Aim of the exercise >>
Every line in the listing is to be echoed verbatim.

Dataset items
——————————
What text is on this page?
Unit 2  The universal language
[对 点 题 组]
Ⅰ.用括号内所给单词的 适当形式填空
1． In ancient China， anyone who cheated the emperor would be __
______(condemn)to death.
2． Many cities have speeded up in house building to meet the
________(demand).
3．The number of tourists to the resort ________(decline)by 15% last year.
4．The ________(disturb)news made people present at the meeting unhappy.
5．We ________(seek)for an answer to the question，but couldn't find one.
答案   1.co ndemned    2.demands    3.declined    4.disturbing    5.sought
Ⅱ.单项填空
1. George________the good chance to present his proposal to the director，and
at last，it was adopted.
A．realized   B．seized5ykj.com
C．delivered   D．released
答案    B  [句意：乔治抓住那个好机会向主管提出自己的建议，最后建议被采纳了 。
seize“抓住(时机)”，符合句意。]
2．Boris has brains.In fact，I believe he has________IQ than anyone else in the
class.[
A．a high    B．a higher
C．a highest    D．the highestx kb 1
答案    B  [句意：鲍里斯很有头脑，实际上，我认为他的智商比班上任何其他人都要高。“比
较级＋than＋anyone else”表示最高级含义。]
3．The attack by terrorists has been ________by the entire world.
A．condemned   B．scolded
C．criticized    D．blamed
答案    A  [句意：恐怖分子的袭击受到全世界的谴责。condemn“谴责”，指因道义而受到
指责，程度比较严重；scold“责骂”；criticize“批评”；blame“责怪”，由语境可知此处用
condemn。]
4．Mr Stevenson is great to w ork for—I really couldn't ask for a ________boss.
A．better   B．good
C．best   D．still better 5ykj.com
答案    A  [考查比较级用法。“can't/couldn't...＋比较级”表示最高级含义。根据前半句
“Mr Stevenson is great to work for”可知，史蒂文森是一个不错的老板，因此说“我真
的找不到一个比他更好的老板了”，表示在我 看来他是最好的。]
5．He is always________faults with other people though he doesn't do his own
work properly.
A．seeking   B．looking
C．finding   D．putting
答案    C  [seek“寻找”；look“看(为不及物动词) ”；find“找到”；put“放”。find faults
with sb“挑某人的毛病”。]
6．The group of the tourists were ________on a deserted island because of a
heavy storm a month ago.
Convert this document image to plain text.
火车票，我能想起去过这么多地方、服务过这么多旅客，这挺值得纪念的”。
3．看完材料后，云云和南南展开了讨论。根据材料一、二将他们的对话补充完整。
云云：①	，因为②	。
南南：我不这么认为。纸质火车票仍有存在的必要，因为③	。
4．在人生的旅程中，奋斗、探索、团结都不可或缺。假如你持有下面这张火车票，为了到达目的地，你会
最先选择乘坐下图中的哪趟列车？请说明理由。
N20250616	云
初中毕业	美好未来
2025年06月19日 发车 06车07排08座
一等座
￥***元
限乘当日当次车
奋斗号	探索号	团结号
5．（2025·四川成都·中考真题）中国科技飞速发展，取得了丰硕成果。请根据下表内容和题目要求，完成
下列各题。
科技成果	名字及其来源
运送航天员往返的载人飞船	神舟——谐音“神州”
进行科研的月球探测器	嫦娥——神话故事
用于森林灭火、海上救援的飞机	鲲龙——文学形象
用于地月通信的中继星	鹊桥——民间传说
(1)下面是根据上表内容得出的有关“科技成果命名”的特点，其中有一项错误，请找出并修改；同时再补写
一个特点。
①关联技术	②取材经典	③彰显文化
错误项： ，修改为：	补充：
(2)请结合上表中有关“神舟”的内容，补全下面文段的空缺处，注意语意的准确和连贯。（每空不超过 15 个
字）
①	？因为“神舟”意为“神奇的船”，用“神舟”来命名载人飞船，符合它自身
——————————
Task output >>
What text is on this page?
Unit 2  The universal language
[对 点 题 组]
Ⅰ.用括号内所给单词的 适当形式填空
1． In ancient China， anyone who cheated the emperor would be __
______(condemn)to death.
2． Many cities have speeded up in house building to meet the
________(demand).
3．The number of tourists to the resort ________(decline)by 15% last year.
4．The ________(disturb)news made people present at the meeting unhappy.
5．We ________(seek)for an answer to the question，but couldn't find one.
答案   1.co ndemned    2.demands    3.declined    4.disturbing    5.sought
Ⅱ.单项填空
1. George________the good chance to present his proposal to the director，and
at last，it was adopted.
A．realized   B．seized5ykj.com
C．delivered   D．released
答案    B  [句意：乔治抓住那个好机会向主管提出自己的建议，最后建议被采纳了 。
seize“抓住(时机)”，符合句意。]
2．Boris has brains.In fact，I believe he has________IQ than anyone else in the
class.[
A．a high    B．a higher
C．a highest    D．the highestx kb 1
答案    B  [句意：鲍里斯很有头脑，实际上，我认为他的智商比班上任何其他人都要高。“比
较级＋than＋anyone else”表示最高级含义。]
3．The attack by terrorists has been ________by the entire world.
A．condemned   B．scolded
C．criticized    D．blamed
答案    A  [句意：恐怖分子的袭击受到全世界的谴责。condemn“谴责”，指因道义而受到
指责，程度比较严重；scold“责骂”；criticize“批评”；blame“责怪”，由语境可知此处用
condemn。]
4．Mr Stevenson is great to w ork for—I really couldn't ask for a ________boss.
A．better   B．good
C．best   D．still better 5ykj.com
答案    A  [考查比较级用法。“can't/couldn't...＋比较级”表示最高级含义。根据前半句
“Mr Stevenson is great to work for”可知，史蒂文森是一个不错的老板，因此说“我真
的找不到一个比他更好的老板了”，表示在我 看来他是最好的。]
5．He is always________faults with other people though he doesn't do his own
work properly.
A．seeking   B．looking
C．finding   D．putting
答案    C  [seek“寻找”；look“看(为不及物动词) ”；find“找到”；put“放”。find faults
with sb“挑某人的毛病”。]
6．The group of the tourists were ________on a deserted island because of a
heavy storm a month ago.
Convert this document image to plain text.
火车票，我能想起去过这么多地方、服务过这么多旅客，这挺值得纪念的”。
3．看完材料后，云云和南南展开了讨论。根据材料一、二将他们的对话补充完整。
云云：①	，因为②	。
南南：我不这么认为。纸质火车票仍有存在的必要，因为③	。
4．在人生的旅程中，奋斗、探索、团结都不可或缺。假如你持有下面这张火车票，为了到达目的地，你会
最先选择乘坐下图中的哪趟列车？请说明理由。
N20250616	云
初中毕业	美好未来
2025年06月19日 发车 06车07排08座
一等座
￥***元
限乘当日当次车
奋斗号	探索号	团结号
5．（2025·四川成都·中考真题）中国科技飞速发展，取得了丰硕成果。请根据下表内容和题目要求，完成
下列各题。
科技成果	名字及其来源
运送航天员往返的载人飞船	神舟——谐音“神州”
进行科研的月球探测器	嫦娥——神话故事
用于森林灭火、海上救援的飞机	鲲龙——文学形象
用于地月通信的中继星	鹊桥——民间传说
(1)下面是根据上表内容得出的有关“科技成果命名”的特点，其中有一项错误，请找出并修改；同时再补写
一个特点。
①关联技术	②取材经典	③彰显文化
错误项： ，修改为：	补充：
(2)请结合上表中有关“神舟”的内容，补全下面文段的空缺处，注意语意的准确和连贯。（每空不超过 15 个
字）
①	？因为“神舟”意为“神奇的船”，用“神舟”来命名载人飞船，符合它自身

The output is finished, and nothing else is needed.